>>>>>

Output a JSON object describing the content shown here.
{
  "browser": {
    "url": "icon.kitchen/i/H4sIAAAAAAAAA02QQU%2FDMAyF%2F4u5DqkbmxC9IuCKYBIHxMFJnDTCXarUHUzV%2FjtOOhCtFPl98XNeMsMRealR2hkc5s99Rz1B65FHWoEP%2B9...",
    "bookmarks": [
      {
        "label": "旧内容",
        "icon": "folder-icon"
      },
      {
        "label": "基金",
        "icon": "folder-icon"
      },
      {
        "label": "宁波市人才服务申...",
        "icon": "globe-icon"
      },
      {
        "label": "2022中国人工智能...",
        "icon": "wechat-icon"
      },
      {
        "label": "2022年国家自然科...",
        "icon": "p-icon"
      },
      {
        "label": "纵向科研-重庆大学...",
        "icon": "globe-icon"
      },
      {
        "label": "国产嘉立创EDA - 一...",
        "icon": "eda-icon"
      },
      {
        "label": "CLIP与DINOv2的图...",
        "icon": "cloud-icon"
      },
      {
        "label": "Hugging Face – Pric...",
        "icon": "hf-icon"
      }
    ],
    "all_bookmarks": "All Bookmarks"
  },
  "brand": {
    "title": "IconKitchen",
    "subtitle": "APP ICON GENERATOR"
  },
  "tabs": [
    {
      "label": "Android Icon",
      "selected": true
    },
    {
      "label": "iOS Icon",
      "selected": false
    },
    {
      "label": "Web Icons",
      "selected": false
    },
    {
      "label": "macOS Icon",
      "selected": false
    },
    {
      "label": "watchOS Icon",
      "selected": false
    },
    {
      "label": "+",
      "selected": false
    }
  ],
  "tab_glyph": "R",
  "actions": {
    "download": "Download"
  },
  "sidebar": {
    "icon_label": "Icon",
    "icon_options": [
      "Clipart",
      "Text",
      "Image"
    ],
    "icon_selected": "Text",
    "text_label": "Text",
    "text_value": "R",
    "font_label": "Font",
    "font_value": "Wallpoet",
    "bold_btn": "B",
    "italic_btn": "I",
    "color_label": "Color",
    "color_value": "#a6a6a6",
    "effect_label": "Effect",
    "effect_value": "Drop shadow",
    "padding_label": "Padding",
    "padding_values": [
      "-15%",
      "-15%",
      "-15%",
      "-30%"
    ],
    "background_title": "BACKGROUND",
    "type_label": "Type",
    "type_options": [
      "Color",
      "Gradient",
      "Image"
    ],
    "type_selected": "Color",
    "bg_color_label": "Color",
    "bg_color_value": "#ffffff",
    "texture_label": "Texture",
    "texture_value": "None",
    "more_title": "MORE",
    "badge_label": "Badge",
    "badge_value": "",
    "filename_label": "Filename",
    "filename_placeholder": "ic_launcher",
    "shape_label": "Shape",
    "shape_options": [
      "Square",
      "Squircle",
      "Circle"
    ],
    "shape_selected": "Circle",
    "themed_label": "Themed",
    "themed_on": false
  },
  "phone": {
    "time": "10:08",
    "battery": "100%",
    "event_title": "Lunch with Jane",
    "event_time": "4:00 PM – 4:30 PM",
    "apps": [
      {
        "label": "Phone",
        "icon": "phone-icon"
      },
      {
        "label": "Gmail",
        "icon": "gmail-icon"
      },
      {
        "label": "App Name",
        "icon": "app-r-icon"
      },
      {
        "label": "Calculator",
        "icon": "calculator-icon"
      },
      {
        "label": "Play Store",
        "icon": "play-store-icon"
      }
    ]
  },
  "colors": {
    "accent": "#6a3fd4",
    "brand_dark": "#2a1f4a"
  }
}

<<<<<

• Written problem:
Give back all the data exactly as written.

• Solution to this exercise:
Output a JSON object describing the content shown here.
{
  "browser": {
    "url": "icon.kitchen/i/H4sIAAAAAAAAA02QQU%2FDMAyF%2F4u5DqkbmxC9IuCKYBIHxMFJnDTCXarUHUzV%2FjtOOhCtFPl98XNeMsMRealR2hkc5s99Rz1B65FHWoEP%2B9...",
    "bookmarks": [
      {
        "label": "旧内容",
        "icon": "folder-icon"
      },
      {
        "label": "基金",
        "icon": "folder-icon"
      },
      {
        "label": "宁波市人才服务申...",
        "icon": "globe-icon"
      },
      {
        "label": "2022中国人工智能...",
        "icon": "wechat-icon"
      },
      {
        "label": "2022年国家自然科...",
        "icon": "p-icon"
      },
      {
        "label": "纵向科研-重庆大学...",
        "icon": "globe-icon"
      },
      {
        "label": "国产嘉立创EDA - 一...",
        "icon": "eda-icon"
      },
      {
        "label": "CLIP与DINOv2的图...",
        "icon": "cloud-icon"
      },
      {
        "label": "Hugging Face – Pric...",
        "icon": "hf-icon"
      }
    ],
    "all_bookmarks": "All Bookmarks"
  },
  "brand": {
    "title": "IconKitchen",
    "subtitle": "APP ICON GENERATOR"
  },
  "tabs": [
    {
      "label": "Android Icon",
      "selected": true
    },
    {
      "label": "iOS Icon",
      "selected": false
    },
    {
      "label": "Web Icons",
      "selected": false
    },
    {
      "label": "macOS Icon",
      "selected": false
    },
    {
      "label": "watchOS Icon",
      "selected": false
    },
    {
      "label": "+",
      "selected": false
    }
  ],
  "tab_glyph": "R",
  "actions": {
    "download": "Download"
  },
  "sidebar": {
    "icon_label": "Icon",
    "icon_options": [
      "Clipart",
      "Text",
      "Image"
    ],
    "icon_selected": "Text",
    "text_label": "Text",
    "text_value": "R",
    "font_label": "Font",
    "font_value": "Wallpoet",
    "bold_btn": "B",
    "italic_btn": "I",
    "color_label": "Color",
    "color_value": "#a6a6a6",
    "effect_label": "Effect",
    "effect_value": "Drop shadow",
    "padding_label": "Padding",
    "padding_values": [
      "-15%",
      "-15%",
      "-15%",
      "-30%"
    ],
    "background_title": "BACKGROUND",
    "type_label": "Type",
    "type_options": [
      "Color",
      "Gradient",
      "Image"
    ],
    "type_selected": "Color",
    "bg_color_label": "Color",
    "bg_color_value": "#ffffff",
    "texture_label": "Texture",
    "texture_value": "None",
    "more_title": "MORE",
    "badge_label": "Badge",
    "badge_value": "",
    "filename_label": "Filename",
    "filename_placeholder": "ic_launcher",
    "shape_label": "Shape",
    "shape_options": [
      "Square",
      "Squircle",
      "Circle"
    ],
    "shape_selected": "Circle",
    "themed_label": "Themed",
    "themed_on": false
  },
  "phone": {
    "time": "10:08",
    "battery": "100%",
    "event_title": "Lunch with Jane",
    "event_time": "4:00 PM – 4:30 PM",
    "apps": [
      {
        "label": "Phone",
        "icon": "phone-icon"
      },
      {
        "label": "Gmail",
        "icon": "gmail-icon"
      },
      {
        "label": "App Name",
        "icon": "app-r-icon"
      },
      {
        "label": "Calculator",
        "icon": "calculator-icon"
      },
      {
        "label": "Play Store",
        "icon": "play-store-icon"
      }
    ]
  },
  "colors": {
    "accent": "#6a3fd4",
    "brand_dark": "#2a1f4a"
  }
}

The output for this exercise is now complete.